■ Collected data
* * * * * * *
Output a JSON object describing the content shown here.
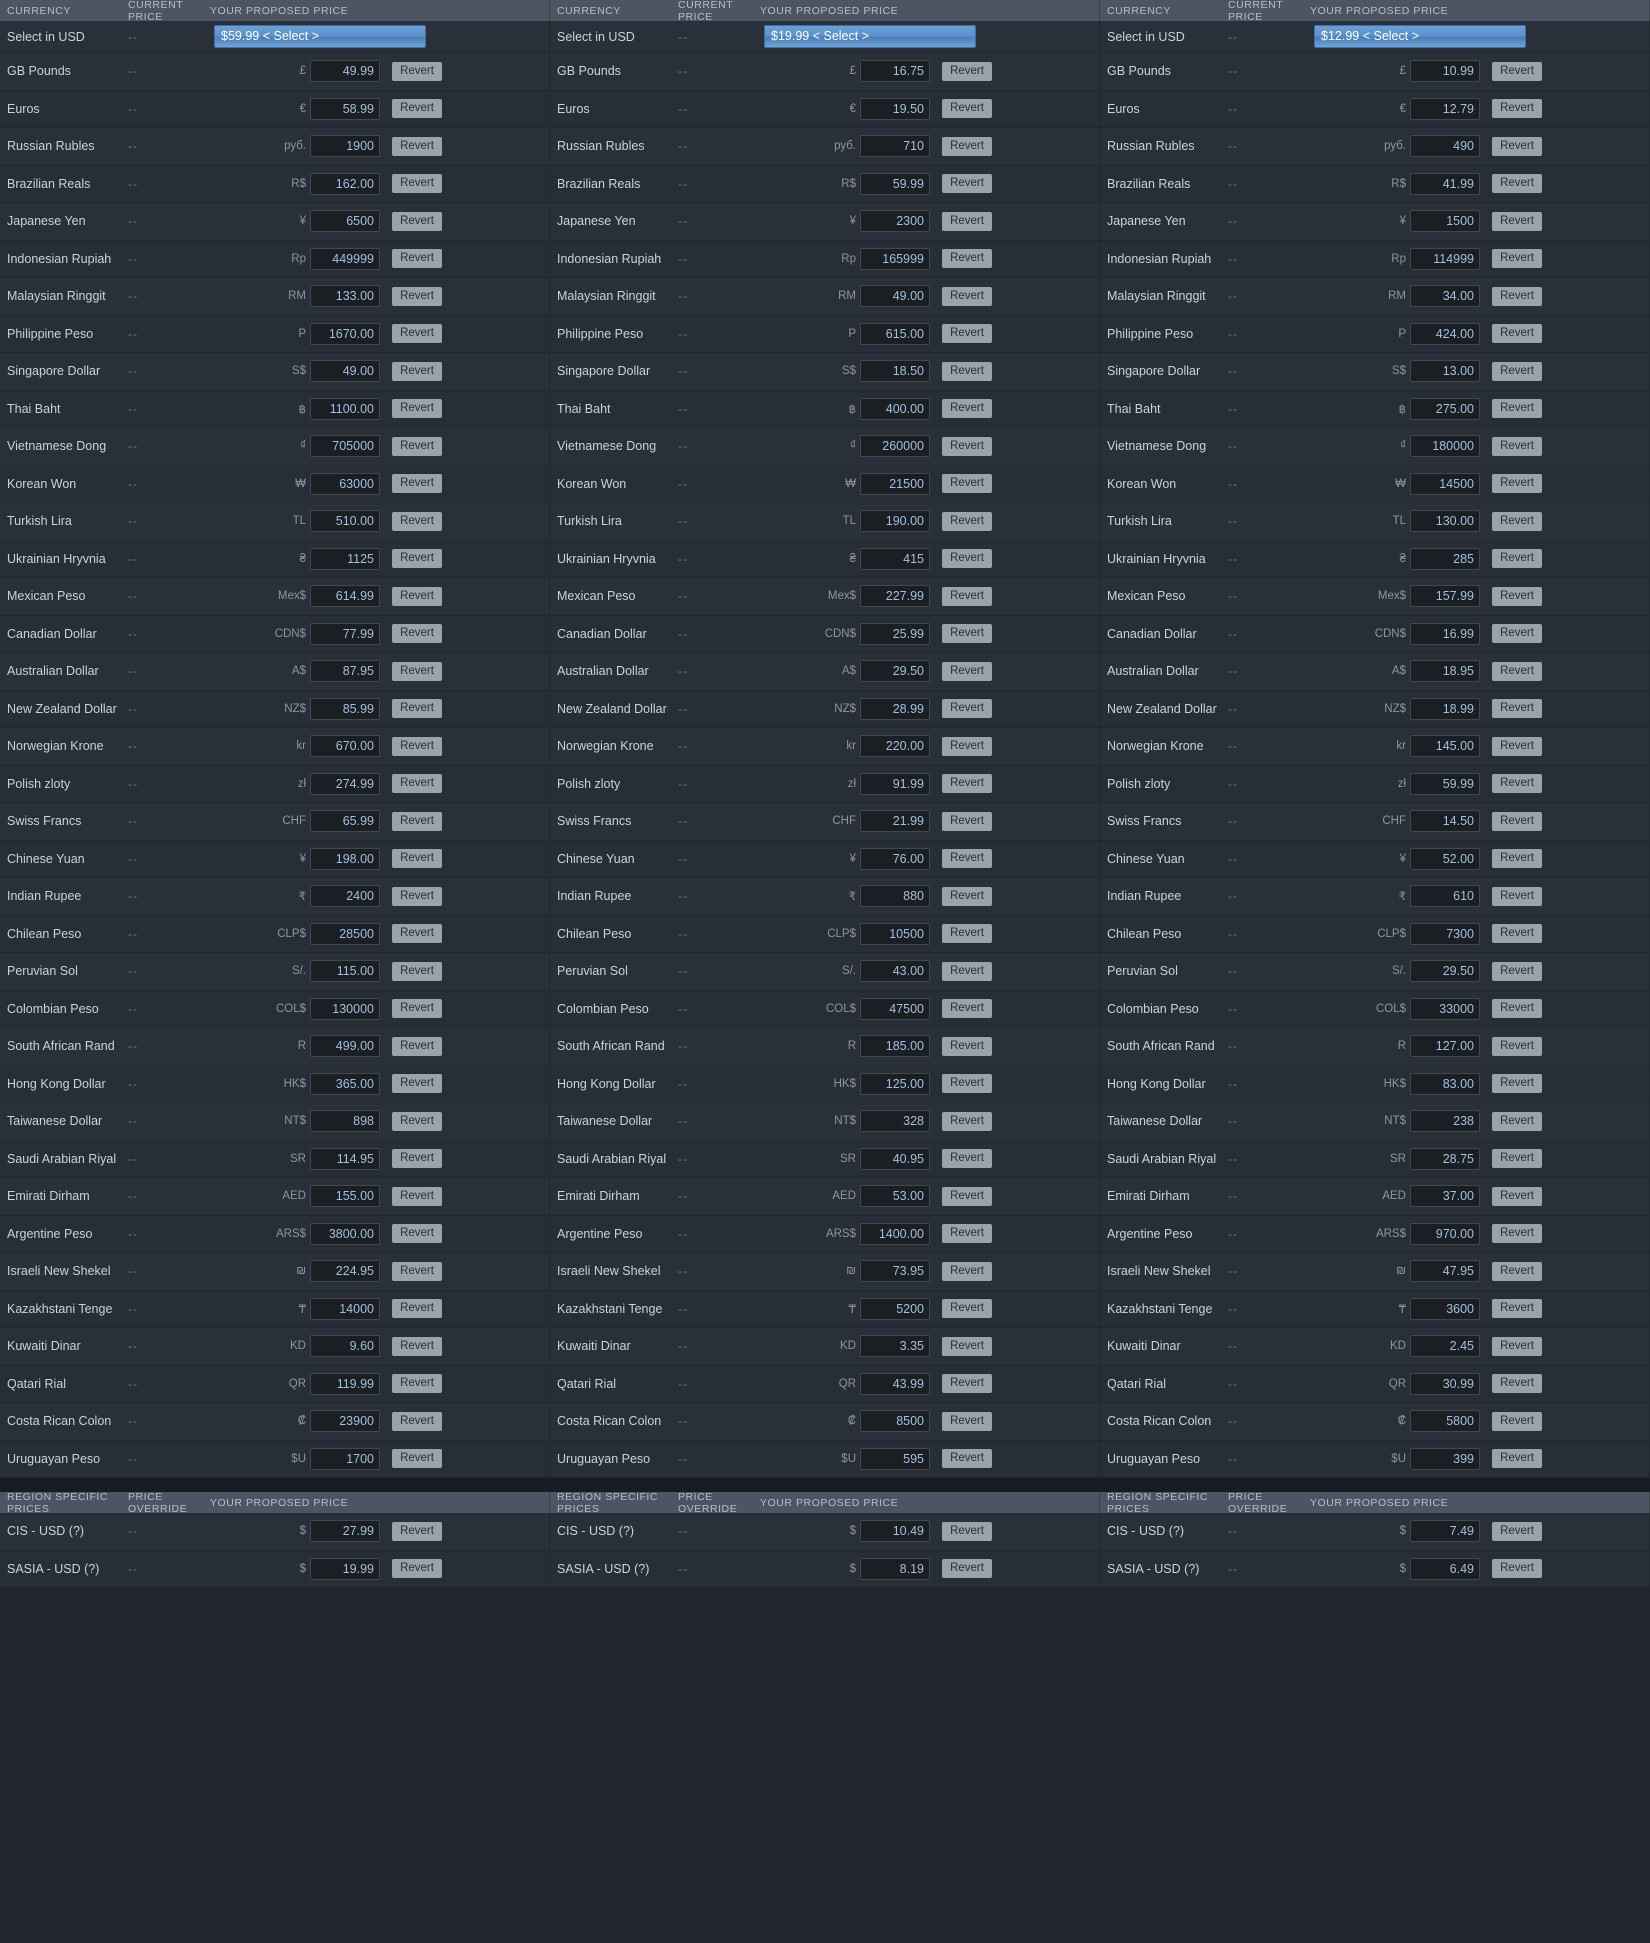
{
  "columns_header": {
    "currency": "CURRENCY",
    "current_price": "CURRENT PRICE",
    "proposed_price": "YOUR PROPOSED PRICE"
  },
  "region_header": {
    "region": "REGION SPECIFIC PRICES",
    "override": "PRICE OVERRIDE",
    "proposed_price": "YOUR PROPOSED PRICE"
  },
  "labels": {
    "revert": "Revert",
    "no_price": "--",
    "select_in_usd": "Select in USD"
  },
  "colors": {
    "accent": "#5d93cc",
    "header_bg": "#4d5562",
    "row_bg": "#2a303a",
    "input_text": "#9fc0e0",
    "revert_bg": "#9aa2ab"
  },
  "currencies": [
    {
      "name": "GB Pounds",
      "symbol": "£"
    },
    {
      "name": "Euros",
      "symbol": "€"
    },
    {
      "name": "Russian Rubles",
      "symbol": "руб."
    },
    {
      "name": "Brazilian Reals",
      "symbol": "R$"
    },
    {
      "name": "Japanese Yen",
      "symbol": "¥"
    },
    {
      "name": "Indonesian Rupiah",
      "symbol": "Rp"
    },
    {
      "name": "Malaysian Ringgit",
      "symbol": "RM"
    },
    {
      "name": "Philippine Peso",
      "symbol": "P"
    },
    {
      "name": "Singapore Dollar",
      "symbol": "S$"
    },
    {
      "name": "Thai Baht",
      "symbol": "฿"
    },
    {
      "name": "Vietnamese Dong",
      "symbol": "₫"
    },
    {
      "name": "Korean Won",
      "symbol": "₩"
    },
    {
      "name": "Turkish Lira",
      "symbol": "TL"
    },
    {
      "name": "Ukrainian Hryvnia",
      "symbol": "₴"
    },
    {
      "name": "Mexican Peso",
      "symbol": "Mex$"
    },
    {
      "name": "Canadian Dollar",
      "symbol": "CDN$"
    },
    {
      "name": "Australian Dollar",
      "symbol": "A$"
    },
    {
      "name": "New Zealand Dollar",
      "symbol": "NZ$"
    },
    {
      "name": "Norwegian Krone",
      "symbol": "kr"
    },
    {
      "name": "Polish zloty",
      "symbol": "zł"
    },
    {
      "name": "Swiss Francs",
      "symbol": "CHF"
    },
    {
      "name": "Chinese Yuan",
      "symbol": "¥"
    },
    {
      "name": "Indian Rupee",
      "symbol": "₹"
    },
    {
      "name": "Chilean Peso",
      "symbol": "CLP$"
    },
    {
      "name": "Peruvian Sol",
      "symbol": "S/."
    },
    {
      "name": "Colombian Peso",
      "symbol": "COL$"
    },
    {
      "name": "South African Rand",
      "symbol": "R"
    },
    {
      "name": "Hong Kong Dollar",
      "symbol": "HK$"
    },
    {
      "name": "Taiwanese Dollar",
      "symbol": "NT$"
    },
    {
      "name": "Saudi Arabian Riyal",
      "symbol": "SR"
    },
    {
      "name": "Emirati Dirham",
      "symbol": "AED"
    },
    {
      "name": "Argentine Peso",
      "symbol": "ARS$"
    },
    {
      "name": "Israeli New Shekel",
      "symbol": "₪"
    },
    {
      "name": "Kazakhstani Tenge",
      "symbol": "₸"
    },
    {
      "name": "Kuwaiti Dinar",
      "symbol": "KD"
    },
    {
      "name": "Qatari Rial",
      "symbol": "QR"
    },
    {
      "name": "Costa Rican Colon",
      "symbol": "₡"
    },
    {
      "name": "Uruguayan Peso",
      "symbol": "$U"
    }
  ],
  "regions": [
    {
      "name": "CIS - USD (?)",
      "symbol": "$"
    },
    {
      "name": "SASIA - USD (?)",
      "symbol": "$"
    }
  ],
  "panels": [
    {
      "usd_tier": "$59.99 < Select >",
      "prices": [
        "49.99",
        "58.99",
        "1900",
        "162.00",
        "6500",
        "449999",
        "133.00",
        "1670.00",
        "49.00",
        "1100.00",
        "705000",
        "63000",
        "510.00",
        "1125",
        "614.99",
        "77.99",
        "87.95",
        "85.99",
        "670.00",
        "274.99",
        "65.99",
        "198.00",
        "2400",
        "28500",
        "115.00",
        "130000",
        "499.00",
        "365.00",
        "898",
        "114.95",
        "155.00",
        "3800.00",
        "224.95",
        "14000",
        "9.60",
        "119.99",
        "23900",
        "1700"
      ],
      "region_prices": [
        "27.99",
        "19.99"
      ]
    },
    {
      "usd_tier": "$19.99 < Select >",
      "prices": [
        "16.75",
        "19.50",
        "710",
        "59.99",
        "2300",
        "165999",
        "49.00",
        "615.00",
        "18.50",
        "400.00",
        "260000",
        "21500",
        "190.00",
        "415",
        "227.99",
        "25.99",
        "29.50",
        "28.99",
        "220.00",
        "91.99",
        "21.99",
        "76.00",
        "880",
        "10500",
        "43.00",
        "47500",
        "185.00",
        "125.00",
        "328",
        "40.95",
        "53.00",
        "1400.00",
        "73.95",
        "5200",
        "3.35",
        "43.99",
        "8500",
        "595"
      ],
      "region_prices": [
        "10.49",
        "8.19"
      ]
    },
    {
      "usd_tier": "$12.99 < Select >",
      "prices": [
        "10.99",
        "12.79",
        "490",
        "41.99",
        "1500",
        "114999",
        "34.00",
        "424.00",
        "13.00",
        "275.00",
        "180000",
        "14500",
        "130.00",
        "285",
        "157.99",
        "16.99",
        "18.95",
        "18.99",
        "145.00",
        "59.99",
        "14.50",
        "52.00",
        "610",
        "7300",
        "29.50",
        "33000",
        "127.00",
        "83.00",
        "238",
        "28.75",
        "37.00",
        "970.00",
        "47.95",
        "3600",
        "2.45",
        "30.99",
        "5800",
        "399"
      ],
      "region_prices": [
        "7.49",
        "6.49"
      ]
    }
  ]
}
* * * * * * *
■ TASK
Restate each entry word for word, leaving out any pictures.

■ TASK SOLUTION
Output a JSON object describing the content shown here.
{
  "columns_header": {
    "currency": "CURRENCY",
    "current_price": "CURRENT PRICE",
    "proposed_price": "YOUR PROPOSED PRICE"
  },
  "region_header": {
    "region": "REGION SPECIFIC PRICES",
    "override": "PRICE OVERRIDE",
    "proposed_price": "YOUR PROPOSED PRICE"
  },
  "labels": {
    "revert": "Revert",
    "no_price": "--",
    "select_in_usd": "Select in USD"
  },
  "colors": {
    "accent": "#5d93cc",
    "header_bg": "#4d5562",
    "row_bg": "#2a303a",
    "input_text": "#9fc0e0",
    "revert_bg": "#9aa2ab"
  },
  "currencies": [
    {
      "name": "GB Pounds",
      "symbol": "£"
    },
    {
      "name": "Euros",
      "symbol": "€"
    },
    {
      "name": "Russian Rubles",
      "symbol": "руб."
    },
    {
      "name": "Brazilian Reals",
      "symbol": "R$"
    },
    {
      "name": "Japanese Yen",
      "symbol": "¥"
    },
    {
      "name": "Indonesian Rupiah",
      "symbol": "Rp"
    },
    {
      "name": "Malaysian Ringgit",
      "symbol": "RM"
    },
    {
      "name": "Philippine Peso",
      "symbol": "P"
    },
    {
      "name": "Singapore Dollar",
      "symbol": "S$"
    },
    {
      "name": "Thai Baht",
      "symbol": "฿"
    },
    {
      "name": "Vietnamese Dong",
      "symbol": "₫"
    },
    {
      "name": "Korean Won",
      "symbol": "₩"
    },
    {
      "name": "Turkish Lira",
      "symbol": "TL"
    },
    {
      "name": "Ukrainian Hryvnia",
      "symbol": "₴"
    },
    {
      "name": "Mexican Peso",
      "symbol": "Mex$"
    },
    {
      "name": "Canadian Dollar",
      "symbol": "CDN$"
    },
    {
      "name": "Australian Dollar",
      "symbol": "A$"
    },
    {
      "name": "New Zealand Dollar",
      "symbol": "NZ$"
    },
    {
      "name": "Norwegian Krone",
      "symbol": "kr"
    },
    {
      "name": "Polish zloty",
      "symbol": "zł"
    },
    {
      "name": "Swiss Francs",
      "symbol": "CHF"
    },
    {
      "name": "Chinese Yuan",
      "symbol": "¥"
    },
    {
      "name": "Indian Rupee",
      "symbol": "₹"
    },
    {
      "name": "Chilean Peso",
      "symbol": "CLP$"
    },
    {
      "name": "Peruvian Sol",
      "symbol": "S/."
    },
    {
      "name": "Colombian Peso",
      "symbol": "COL$"
    },
    {
      "name": "South African Rand",
      "symbol": "R"
    },
    {
      "name": "Hong Kong Dollar",
      "symbol": "HK$"
    },
    {
      "name": "Taiwanese Dollar",
      "symbol": "NT$"
    },
    {
      "name": "Saudi Arabian Riyal",
      "symbol": "SR"
    },
    {
      "name": "Emirati Dirham",
      "symbol": "AED"
    },
    {
      "name": "Argentine Peso",
      "symbol": "ARS$"
    },
    {
      "name": "Israeli New Shekel",
      "symbol": "₪"
    },
    {
      "name": "Kazakhstani Tenge",
      "symbol": "₸"
    },
    {
      "name": "Kuwaiti Dinar",
      "symbol": "KD"
    },
    {
      "name": "Qatari Rial",
      "symbol": "QR"
    },
    {
      "name": "Costa Rican Colon",
      "symbol": "₡"
    },
    {
      "name": "Uruguayan Peso",
      "symbol": "$U"
    }
  ],
  "regions": [
    {
      "name": "CIS - USD (?)",
      "symbol": "$"
    },
    {
      "name": "SASIA - USD (?)",
      "symbol": "$"
    }
  ],
  "panels": [
    {
      "usd_tier": "$59.99 < Select >",
      "prices": [
        "49.99",
        "58.99",
        "1900",
        "162.00",
        "6500",
        "449999",
        "133.00",
        "1670.00",
        "49.00",
        "1100.00",
        "705000",
        "63000",
        "510.00",
        "1125",
        "614.99",
        "77.99",
        "87.95",
        "85.99",
        "670.00",
        "274.99",
        "65.99",
        "198.00",
        "2400",
        "28500",
        "115.00",
        "130000",
        "499.00",
        "365.00",
        "898",
        "114.95",
        "155.00",
        "3800.00",
        "224.95",
        "14000",
        "9.60",
        "119.99",
        "23900",
        "1700"
      ],
      "region_prices": [
        "27.99",
        "19.99"
      ]
    },
    {
      "usd_tier": "$19.99 < Select >",
      "prices": [
        "16.75",
        "19.50",
        "710",
        "59.99",
        "2300",
        "165999",
        "49.00",
        "615.00",
        "18.50",
        "400.00",
        "260000",
        "21500",
        "190.00",
        "415",
        "227.99",
        "25.99",
        "29.50",
        "28.99",
        "220.00",
        "91.99",
        "21.99",
        "76.00",
        "880",
        "10500",
        "43.00",
        "47500",
        "185.00",
        "125.00",
        "328",
        "40.95",
        "53.00",
        "1400.00",
        "73.95",
        "5200",
        "3.35",
        "43.99",
        "8500",
        "595"
      ],
      "region_prices": [
        "10.49",
        "8.19"
      ]
    },
    {
      "usd_tier": "$12.99 < Select >",
      "prices": [
        "10.99",
        "12.79",
        "490",
        "41.99",
        "1500",
        "114999",
        "34.00",
        "424.00",
        "13.00",
        "275.00",
        "180000",
        "14500",
        "130.00",
        "285",
        "157.99",
        "16.99",
        "18.95",
        "18.99",
        "145.00",
        "59.99",
        "14.50",
        "52.00",
        "610",
        "7300",
        "29.50",
        "33000",
        "127.00",
        "83.00",
        "238",
        "28.75",
        "37.00",
        "970.00",
        "47.95",
        "3600",
        "2.45",
        "30.99",
        "5800",
        "399"
      ],
      "region_prices": [
        "7.49",
        "6.49"
      ]
    }
  ]
}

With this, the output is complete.